- DATA ROWS:
⟨

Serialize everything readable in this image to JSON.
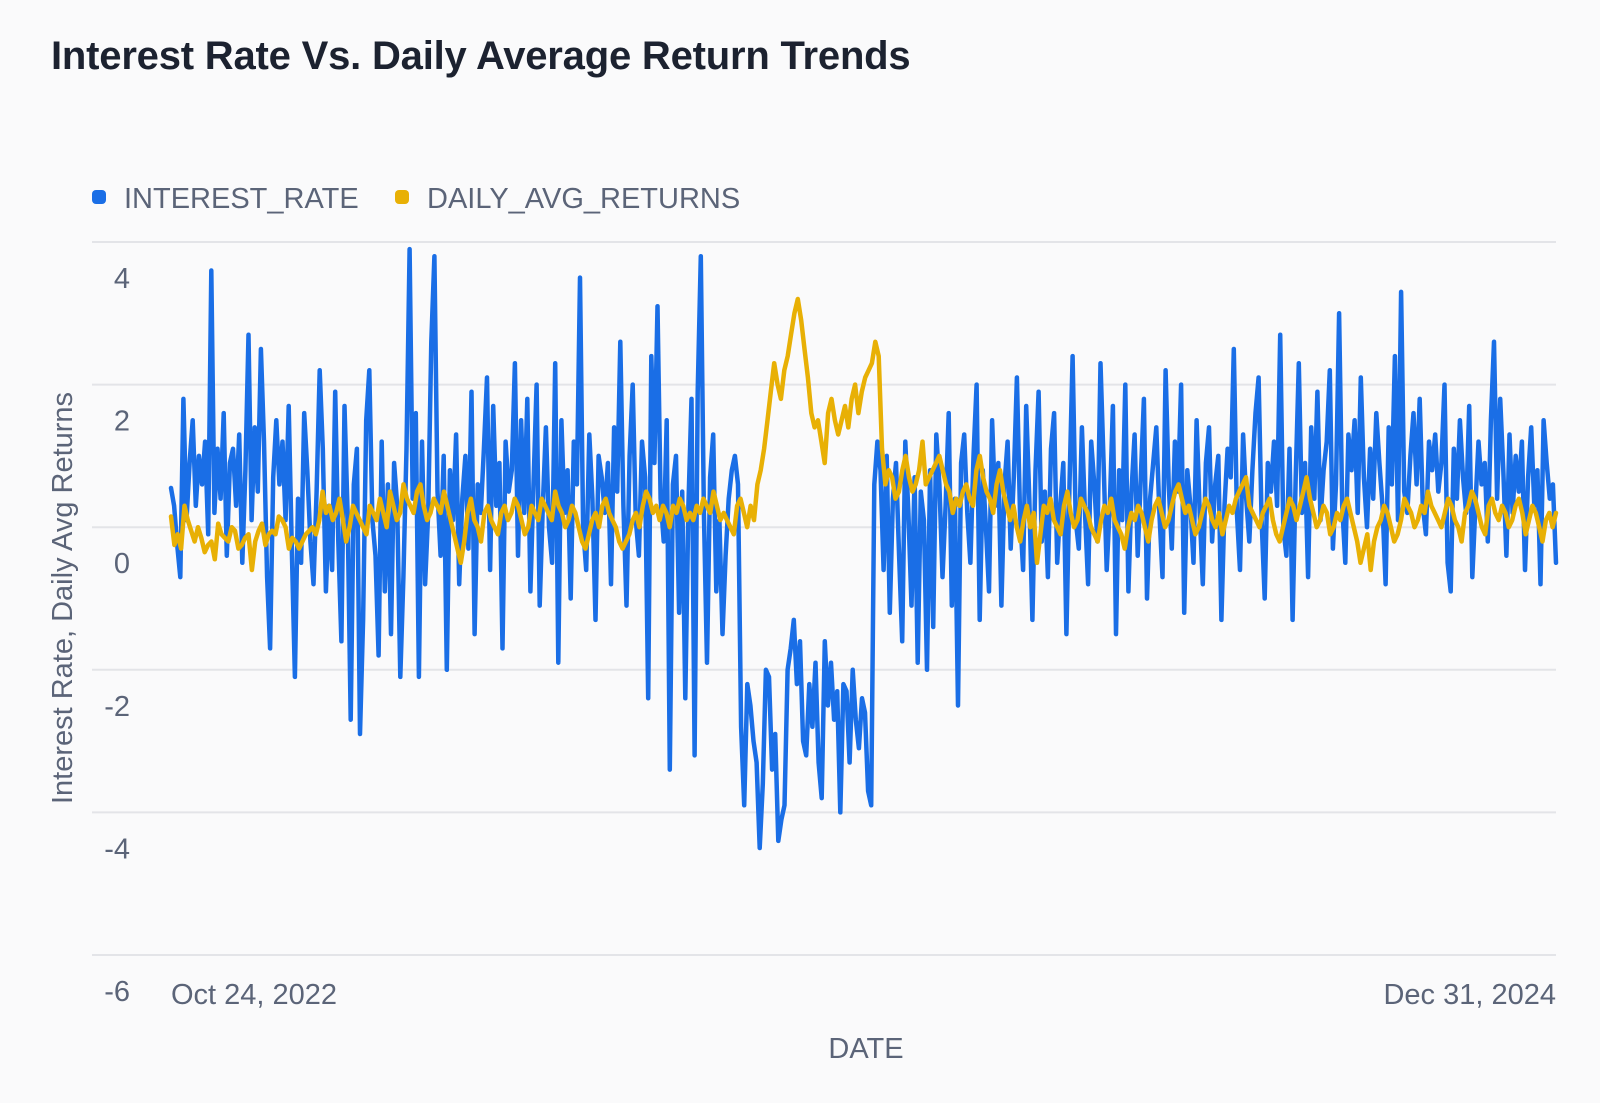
{
  "chart_data": {
    "type": "line",
    "title": "Interest Rate Vs. Daily Average Return Trends",
    "xlabel": "DATE",
    "ylabel": "Interest Rate, Daily Avg Returns",
    "x_range": [
      "Oct 24, 2022",
      "Dec 31, 2024"
    ],
    "x_tick_labels": [
      "Oct 24, 2022",
      "Dec 31, 2024"
    ],
    "ylim": [
      -6,
      4
    ],
    "y_ticks": [
      4,
      2,
      0,
      -2,
      -4,
      -6
    ],
    "grid": true,
    "legend_position": "top-left",
    "series": [
      {
        "name": "INTEREST_RATE",
        "color": "#1a6ee6",
        "values": [
          0.55,
          0.3,
          -0.25,
          -0.7,
          1.8,
          0.1,
          0.9,
          1.5,
          0.3,
          1.0,
          0.6,
          1.2,
          -0.1,
          3.6,
          0.2,
          1.1,
          0.4,
          1.6,
          -0.4,
          0.9,
          1.1,
          0.3,
          1.3,
          -0.5,
          0.8,
          2.7,
          0.1,
          1.4,
          0.5,
          2.5,
          1.2,
          -0.7,
          -1.7,
          0.7,
          1.5,
          0.6,
          1.2,
          0.1,
          1.7,
          -0.3,
          -2.1,
          0.4,
          -0.5,
          1.6,
          0.8,
          -0.2,
          -0.8,
          0.5,
          2.2,
          1.1,
          -0.9,
          0.3,
          -0.6,
          1.9,
          -0.2,
          -1.6,
          1.7,
          0.2,
          -2.7,
          0.6,
          1.1,
          -2.9,
          -1.3,
          1.5,
          2.2,
          0.1,
          -0.4,
          -1.8,
          1.2,
          -0.9,
          0.6,
          -1.5,
          0.9,
          0.3,
          -2.1,
          -0.7,
          1.1,
          3.9,
          0.4,
          1.6,
          -2.1,
          1.2,
          -0.8,
          0.2,
          2.6,
          3.8,
          0.5,
          -0.4,
          1.0,
          -2.0,
          0.8,
          0.1,
          1.3,
          -0.8,
          0.4,
          1.0,
          -0.3,
          1.9,
          -1.5,
          0.6,
          0.2,
          1.1,
          2.1,
          -0.6,
          1.7,
          0.3,
          0.9,
          -1.7,
          1.2,
          0.5,
          0.8,
          2.3,
          -0.4,
          1.5,
          0.2,
          1.8,
          -0.9,
          0.6,
          2.0,
          -1.1,
          0.3,
          1.4,
          0.0,
          -0.5,
          2.3,
          -1.9,
          1.5,
          0.2,
          0.8,
          -1.0,
          1.2,
          0.6,
          3.5,
          0.0,
          -0.6,
          1.3,
          0.4,
          -1.3,
          1.0,
          0.7,
          0.2,
          0.9,
          -0.8,
          1.4,
          0.5,
          2.6,
          0.3,
          -1.1,
          1.0,
          2.0,
          0.1,
          -0.4,
          1.2,
          0.7,
          -2.4,
          2.4,
          0.9,
          3.1,
          0.4,
          -0.2,
          1.5,
          -3.4,
          0.6,
          1.0,
          -1.2,
          0.5,
          -2.4,
          0.3,
          1.8,
          -3.2,
          1.9,
          3.8,
          0.2,
          -1.9,
          0.7,
          1.3,
          -0.9,
          0.1,
          -1.5,
          -0.4,
          0.4,
          0.8,
          1.0,
          0.6,
          -2.8,
          -3.9,
          -2.2,
          -2.5,
          -3.0,
          -3.3,
          -4.5,
          -3.6,
          -2.0,
          -2.1,
          -3.4,
          -2.9,
          -4.4,
          -4.1,
          -3.9,
          -2.0,
          -1.7,
          -1.3,
          -2.2,
          -1.6,
          -3.0,
          -3.2,
          -2.2,
          -2.8,
          -1.9,
          -3.3,
          -3.8,
          -1.6,
          -2.5,
          -1.9,
          -2.7,
          -2.3,
          -4.0,
          -2.2,
          -2.3,
          -3.3,
          -2.0,
          -2.7,
          -3.1,
          -2.4,
          -2.6,
          -3.7,
          -3.9,
          0.6,
          1.2,
          0.8,
          -0.6,
          1.0,
          -1.2,
          0.4,
          0.9,
          -0.4,
          -1.6,
          1.2,
          0.2,
          -1.1,
          0.7,
          -1.9,
          0.5,
          0.1,
          -2.0,
          0.8,
          -1.4,
          1.3,
          0.6,
          -0.7,
          0.3,
          1.6,
          -1.1,
          0.4,
          -2.5,
          0.9,
          1.3,
          0.2,
          -0.5,
          1.0,
          2.0,
          -1.3,
          0.8,
          0.0,
          -0.9,
          1.5,
          0.3,
          0.9,
          -1.1,
          0.6,
          1.2,
          -0.3,
          0.7,
          2.1,
          0.2,
          -0.6,
          1.7,
          0.4,
          -1.3,
          0.8,
          1.9,
          -0.2,
          0.5,
          -0.7,
          1.1,
          1.6,
          -0.5,
          0.3,
          0.9,
          -1.5,
          0.6,
          2.4,
          0.1,
          -0.3,
          1.4,
          0.2,
          -0.8,
          1.2,
          0.6,
          -0.2,
          2.3,
          0.9,
          -0.6,
          0.3,
          1.7,
          -1.5,
          0.8,
          0.1,
          2.0,
          -0.9,
          0.5,
          1.3,
          -0.4,
          0.7,
          1.8,
          -1.0,
          0.4,
          0.9,
          1.4,
          0.2,
          -0.7,
          2.2,
          0.6,
          -0.3,
          1.2,
          0.5,
          2.0,
          -1.2,
          0.8,
          0.3,
          -0.5,
          1.5,
          0.2,
          -0.8,
          0.9,
          1.4,
          -0.2,
          0.6,
          1.0,
          -1.3,
          0.3,
          1.1,
          0.7,
          2.5,
          0.2,
          -0.6,
          1.3,
          0.4,
          -0.2,
          0.8,
          1.6,
          2.1,
          0.1,
          -1.0,
          0.9,
          0.5,
          1.2,
          0.3,
          2.7,
          0.0,
          -0.4,
          1.1,
          -1.3,
          0.7,
          2.3,
          0.2,
          0.9,
          -0.7,
          1.4,
          0.4,
          1.9,
          0.1,
          0.8,
          1.2,
          2.2,
          -0.3,
          0.6,
          3.0,
          0.3,
          -0.5,
          1.3,
          0.8,
          1.5,
          0.2,
          2.1,
          0.7,
          0.0,
          1.1,
          0.4,
          1.6,
          0.9,
          0.3,
          -0.8,
          1.4,
          0.6,
          2.4,
          0.1,
          3.3,
          0.5,
          0.2,
          1.0,
          1.6,
          0.6,
          1.8,
          0.3,
          -0.1,
          1.2,
          0.8,
          1.3,
          0.5,
          0.9,
          2.0,
          -0.5,
          -0.9,
          1.1,
          0.4,
          1.5,
          0.7,
          0.2,
          1.7,
          -0.7,
          0.3,
          1.2,
          0.6,
          0.9,
          -0.2,
          1.5,
          2.6,
          0.4,
          1.8,
          0.8,
          -0.4,
          1.3,
          0.2,
          1.0,
          0.5,
          1.2,
          -0.6,
          0.7,
          1.4,
          0.3,
          0.8,
          -0.8,
          1.5,
          0.9,
          0.4,
          0.6,
          -0.5
        ]
      },
      {
        "name": "DAILY_AVG_RETURNS",
        "color": "#e8b005",
        "values": [
          0.15,
          -0.25,
          -0.1,
          -0.3,
          0.3,
          0.1,
          -0.05,
          -0.2,
          0.0,
          -0.15,
          -0.35,
          -0.25,
          -0.2,
          -0.45,
          0.05,
          -0.1,
          -0.15,
          -0.2,
          0.0,
          -0.05,
          -0.3,
          -0.25,
          -0.15,
          -0.1,
          -0.6,
          -0.2,
          -0.05,
          0.05,
          -0.25,
          -0.1,
          -0.05,
          -0.1,
          0.15,
          0.1,
          0.0,
          -0.3,
          -0.15,
          -0.2,
          -0.3,
          -0.2,
          -0.1,
          -0.05,
          0.0,
          -0.1,
          0.1,
          0.5,
          0.2,
          0.3,
          0.1,
          0.2,
          0.4,
          0.1,
          -0.2,
          0.0,
          0.3,
          0.2,
          0.1,
          0.0,
          -0.1,
          0.3,
          0.2,
          0.1,
          0.4,
          0.2,
          0.0,
          0.5,
          0.3,
          0.1,
          0.2,
          0.6,
          0.4,
          0.3,
          0.2,
          0.5,
          0.6,
          0.3,
          0.1,
          0.2,
          0.4,
          0.3,
          0.2,
          0.5,
          0.3,
          0.1,
          -0.1,
          -0.3,
          -0.5,
          -0.2,
          0.2,
          0.4,
          0.1,
          0.0,
          -0.2,
          0.2,
          0.3,
          0.1,
          0.0,
          -0.1,
          0.2,
          0.3,
          0.1,
          0.2,
          0.4,
          0.3,
          0.1,
          -0.1,
          0.0,
          0.3,
          0.2,
          0.1,
          0.4,
          0.3,
          0.2,
          0.1,
          0.5,
          0.3,
          0.2,
          0.0,
          0.1,
          0.3,
          0.2,
          0.0,
          -0.2,
          -0.3,
          -0.1,
          0.1,
          0.2,
          0.0,
          0.3,
          0.4,
          0.2,
          0.1,
          0.0,
          -0.2,
          -0.3,
          -0.2,
          -0.1,
          0.1,
          0.2,
          0.0,
          0.3,
          0.5,
          0.4,
          0.2,
          0.3,
          0.1,
          0.3,
          0.2,
          0.0,
          0.3,
          0.2,
          0.4,
          0.3,
          0.1,
          0.2,
          0.1,
          0.3,
          0.2,
          0.4,
          0.3,
          0.2,
          0.5,
          0.3,
          0.1,
          0.2,
          0.1,
          0.0,
          -0.1,
          0.3,
          0.4,
          0.2,
          0.0,
          0.3,
          0.1,
          0.6,
          0.8,
          1.1,
          1.5,
          1.9,
          2.3,
          2.0,
          1.8,
          2.2,
          2.4,
          2.7,
          3.0,
          3.2,
          2.9,
          2.5,
          2.1,
          1.6,
          1.4,
          1.5,
          1.2,
          0.9,
          1.6,
          1.8,
          1.5,
          1.3,
          1.5,
          1.7,
          1.4,
          1.8,
          2.0,
          1.6,
          1.9,
          2.1,
          2.2,
          2.3,
          2.6,
          2.4,
          1.1,
          0.6,
          0.8,
          0.7,
          0.4,
          0.5,
          0.8,
          1.0,
          0.7,
          0.5,
          0.6,
          0.8,
          1.2,
          0.6,
          0.7,
          0.8,
          0.9,
          1.0,
          0.8,
          0.6,
          0.5,
          0.2,
          0.4,
          0.3,
          0.5,
          0.6,
          0.4,
          0.3,
          0.8,
          1.0,
          0.7,
          0.5,
          0.4,
          0.2,
          0.6,
          0.8,
          0.5,
          0.3,
          0.1,
          0.3,
          0.0,
          -0.2,
          0.1,
          0.3,
          0.0,
          0.2,
          -0.5,
          -0.1,
          0.3,
          0.2,
          0.4,
          0.1,
          0.0,
          -0.1,
          0.3,
          0.5,
          0.2,
          0.0,
          0.1,
          0.4,
          0.3,
          0.2,
          0.0,
          -0.1,
          -0.2,
          0.1,
          0.3,
          0.2,
          0.4,
          0.1,
          0.0,
          -0.1,
          -0.3,
          0.0,
          0.2,
          0.1,
          0.3,
          0.2,
          0.0,
          -0.2,
          0.1,
          0.3,
          0.4,
          0.2,
          0.0,
          0.1,
          0.3,
          0.5,
          0.6,
          0.4,
          0.2,
          0.3,
          0.1,
          -0.1,
          0.0,
          0.2,
          0.4,
          0.3,
          0.1,
          0.0,
          0.2,
          -0.1,
          0.1,
          0.3,
          0.2,
          0.4,
          0.5,
          0.6,
          0.7,
          0.3,
          0.2,
          0.1,
          0.0,
          0.2,
          0.3,
          0.4,
          0.1,
          -0.1,
          -0.2,
          0.0,
          0.2,
          0.4,
          0.3,
          0.1,
          0.3,
          0.5,
          0.7,
          0.4,
          0.2,
          0.0,
          0.1,
          0.3,
          0.2,
          -0.1,
          0.0,
          0.2,
          0.1,
          0.3,
          0.4,
          0.2,
          0.0,
          -0.2,
          -0.5,
          -0.3,
          -0.1,
          -0.6,
          -0.2,
          0.0,
          0.1,
          0.3,
          0.2,
          0.0,
          -0.2,
          -0.1,
          0.1,
          0.4,
          0.3,
          0.2,
          0.0,
          0.1,
          0.3,
          0.2,
          0.5,
          0.3,
          0.2,
          0.1,
          0.0,
          0.2,
          0.4,
          0.3,
          0.1,
          0.0,
          -0.2,
          0.2,
          0.3,
          0.5,
          0.4,
          0.2,
          0.0,
          -0.1,
          0.3,
          0.4,
          0.2,
          0.1,
          0.3,
          0.2,
          0.0,
          0.1,
          0.3,
          0.4,
          0.2,
          -0.1,
          0.1,
          0.3,
          0.2,
          0.0,
          -0.2,
          0.1,
          0.2,
          0.0,
          0.2
        ]
      }
    ]
  }
}
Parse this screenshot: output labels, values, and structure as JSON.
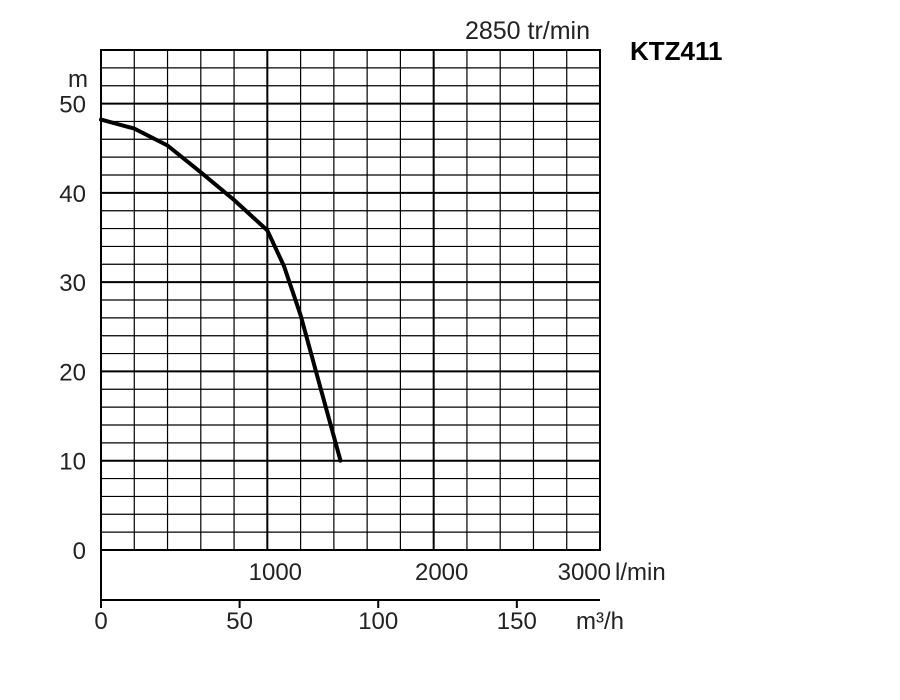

⟩

- WHAT YOU HAVE TO DO:
Check each line of the records above for the word "this", then give the number of lines that have it, with no other words.

- EXPECTED ANSWER:
2